##### EXTRACTED ENTRIES

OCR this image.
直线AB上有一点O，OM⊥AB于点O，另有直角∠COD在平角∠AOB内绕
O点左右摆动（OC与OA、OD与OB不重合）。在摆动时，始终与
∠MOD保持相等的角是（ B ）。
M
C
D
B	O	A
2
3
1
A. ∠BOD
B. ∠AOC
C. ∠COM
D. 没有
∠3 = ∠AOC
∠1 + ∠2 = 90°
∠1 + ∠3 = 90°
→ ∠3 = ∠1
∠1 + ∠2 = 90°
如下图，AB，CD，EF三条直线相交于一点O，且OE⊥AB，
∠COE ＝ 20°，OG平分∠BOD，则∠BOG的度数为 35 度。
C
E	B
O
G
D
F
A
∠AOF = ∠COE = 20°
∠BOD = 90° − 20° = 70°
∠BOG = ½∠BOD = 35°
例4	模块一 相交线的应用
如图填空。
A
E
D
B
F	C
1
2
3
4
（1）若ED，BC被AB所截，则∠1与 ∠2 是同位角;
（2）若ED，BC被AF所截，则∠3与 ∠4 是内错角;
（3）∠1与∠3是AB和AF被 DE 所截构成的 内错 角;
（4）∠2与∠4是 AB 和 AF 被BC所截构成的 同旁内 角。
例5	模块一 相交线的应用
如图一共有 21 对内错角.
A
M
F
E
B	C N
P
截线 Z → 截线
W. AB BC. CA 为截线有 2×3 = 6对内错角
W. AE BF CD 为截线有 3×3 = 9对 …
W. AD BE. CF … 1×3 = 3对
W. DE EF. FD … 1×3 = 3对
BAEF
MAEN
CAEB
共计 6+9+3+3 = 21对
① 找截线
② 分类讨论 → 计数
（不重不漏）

##########
##### EXTRACTED ENTRIES

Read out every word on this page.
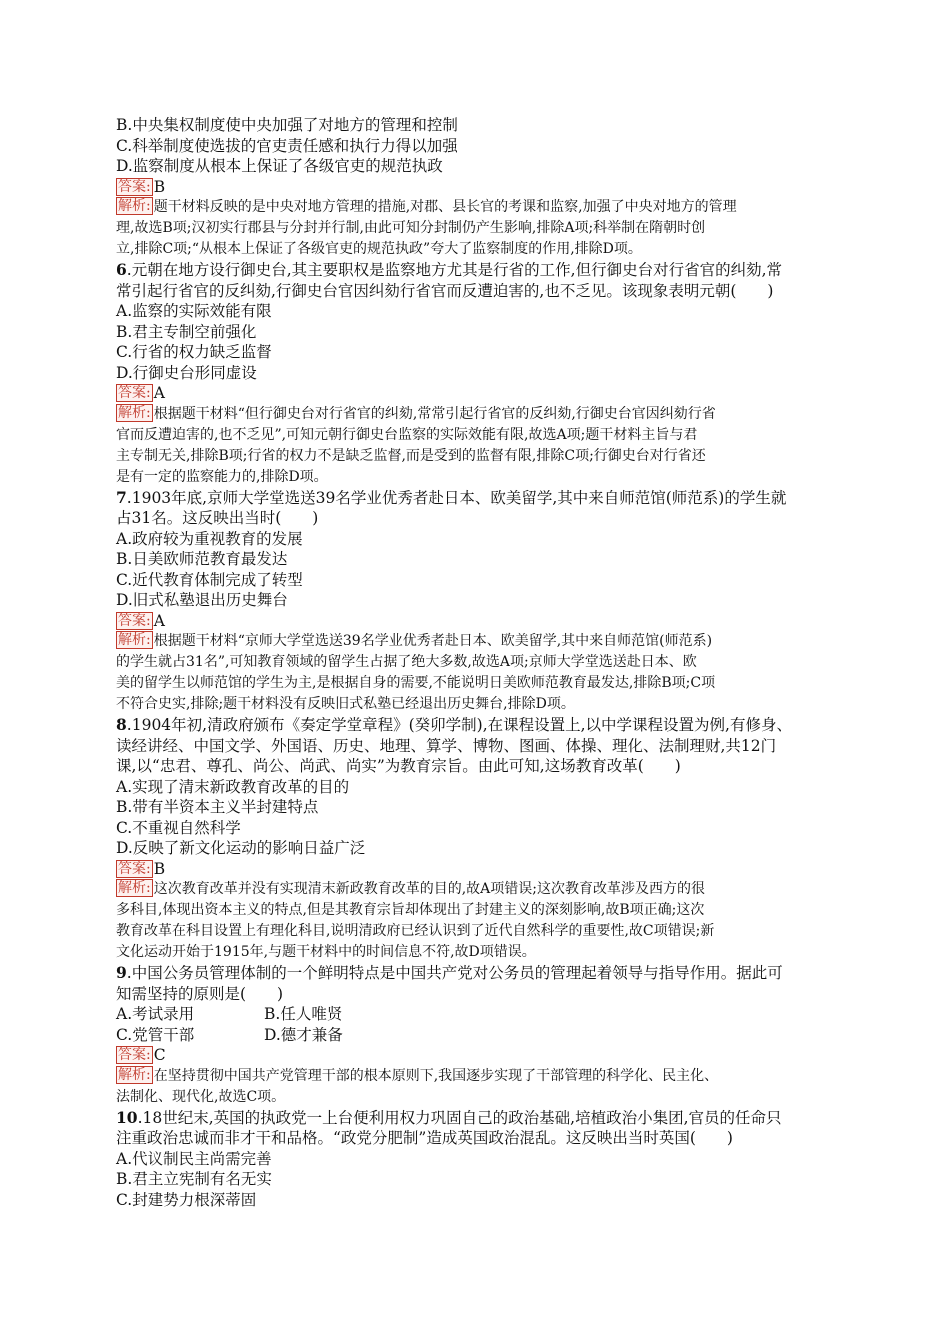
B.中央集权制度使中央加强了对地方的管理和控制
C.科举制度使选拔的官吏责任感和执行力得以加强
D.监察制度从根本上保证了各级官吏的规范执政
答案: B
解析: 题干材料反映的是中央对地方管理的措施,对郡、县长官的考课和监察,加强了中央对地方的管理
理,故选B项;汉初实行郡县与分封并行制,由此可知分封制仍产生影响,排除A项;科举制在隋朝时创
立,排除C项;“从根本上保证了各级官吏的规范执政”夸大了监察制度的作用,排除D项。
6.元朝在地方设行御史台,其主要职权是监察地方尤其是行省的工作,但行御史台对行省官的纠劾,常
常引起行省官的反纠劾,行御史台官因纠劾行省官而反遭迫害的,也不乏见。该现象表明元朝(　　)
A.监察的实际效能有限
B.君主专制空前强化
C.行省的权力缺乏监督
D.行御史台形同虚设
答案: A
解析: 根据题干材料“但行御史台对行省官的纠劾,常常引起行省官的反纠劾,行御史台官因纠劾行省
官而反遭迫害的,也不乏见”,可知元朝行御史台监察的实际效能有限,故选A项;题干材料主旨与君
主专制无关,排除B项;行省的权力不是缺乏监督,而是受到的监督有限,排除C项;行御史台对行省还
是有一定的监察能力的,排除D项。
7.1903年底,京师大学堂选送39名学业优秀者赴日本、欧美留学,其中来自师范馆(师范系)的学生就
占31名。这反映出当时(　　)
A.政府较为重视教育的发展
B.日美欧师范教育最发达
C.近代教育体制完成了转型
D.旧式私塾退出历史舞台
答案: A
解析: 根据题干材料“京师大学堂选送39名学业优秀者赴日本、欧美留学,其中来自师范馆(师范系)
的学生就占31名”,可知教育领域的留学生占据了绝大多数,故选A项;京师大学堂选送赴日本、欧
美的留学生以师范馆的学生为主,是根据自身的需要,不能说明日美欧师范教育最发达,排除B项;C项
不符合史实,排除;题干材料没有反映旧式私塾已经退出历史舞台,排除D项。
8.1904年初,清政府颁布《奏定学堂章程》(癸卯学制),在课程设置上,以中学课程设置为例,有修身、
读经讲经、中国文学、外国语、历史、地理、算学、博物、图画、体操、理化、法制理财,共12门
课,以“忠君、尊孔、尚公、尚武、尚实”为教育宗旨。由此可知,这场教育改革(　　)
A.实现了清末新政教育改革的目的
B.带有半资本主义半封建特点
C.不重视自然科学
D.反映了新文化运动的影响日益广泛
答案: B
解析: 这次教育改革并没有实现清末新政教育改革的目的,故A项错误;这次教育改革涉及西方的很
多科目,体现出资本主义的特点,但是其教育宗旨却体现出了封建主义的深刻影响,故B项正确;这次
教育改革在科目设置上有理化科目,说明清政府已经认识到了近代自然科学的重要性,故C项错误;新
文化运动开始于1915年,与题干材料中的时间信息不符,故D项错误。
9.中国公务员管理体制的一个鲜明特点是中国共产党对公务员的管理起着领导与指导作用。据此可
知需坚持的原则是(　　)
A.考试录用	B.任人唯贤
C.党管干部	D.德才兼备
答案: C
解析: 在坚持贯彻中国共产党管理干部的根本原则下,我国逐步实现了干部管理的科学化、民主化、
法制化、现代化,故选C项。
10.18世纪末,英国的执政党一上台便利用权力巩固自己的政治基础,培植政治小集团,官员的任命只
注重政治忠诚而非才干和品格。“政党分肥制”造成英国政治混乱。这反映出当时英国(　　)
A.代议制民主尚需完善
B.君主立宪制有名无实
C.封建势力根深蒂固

##########
##### EXTRACTED ENTRIES

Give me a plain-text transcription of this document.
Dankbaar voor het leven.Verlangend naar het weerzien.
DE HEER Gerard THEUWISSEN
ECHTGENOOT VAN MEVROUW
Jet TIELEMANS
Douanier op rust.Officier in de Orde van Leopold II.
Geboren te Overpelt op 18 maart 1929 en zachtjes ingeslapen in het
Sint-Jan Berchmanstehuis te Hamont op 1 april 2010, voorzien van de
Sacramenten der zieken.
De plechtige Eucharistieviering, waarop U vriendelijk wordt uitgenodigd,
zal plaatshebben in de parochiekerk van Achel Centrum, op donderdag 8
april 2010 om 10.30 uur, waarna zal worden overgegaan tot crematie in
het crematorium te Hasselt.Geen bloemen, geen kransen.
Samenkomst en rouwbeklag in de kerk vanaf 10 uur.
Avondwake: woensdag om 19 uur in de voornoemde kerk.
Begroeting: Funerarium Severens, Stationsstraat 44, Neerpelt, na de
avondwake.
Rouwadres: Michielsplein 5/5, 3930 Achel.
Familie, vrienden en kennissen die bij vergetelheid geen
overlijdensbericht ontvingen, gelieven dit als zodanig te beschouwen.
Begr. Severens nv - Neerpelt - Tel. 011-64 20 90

##########

WHAT YOU HAVE TO DO: Copy each line containing the word "geen" from the data.

EXERCISE ANSWER:
het crematorium te Hasselt.Geen bloemen, geen kransen.
Familie, vrienden en kennissen die bij vergetelheid geen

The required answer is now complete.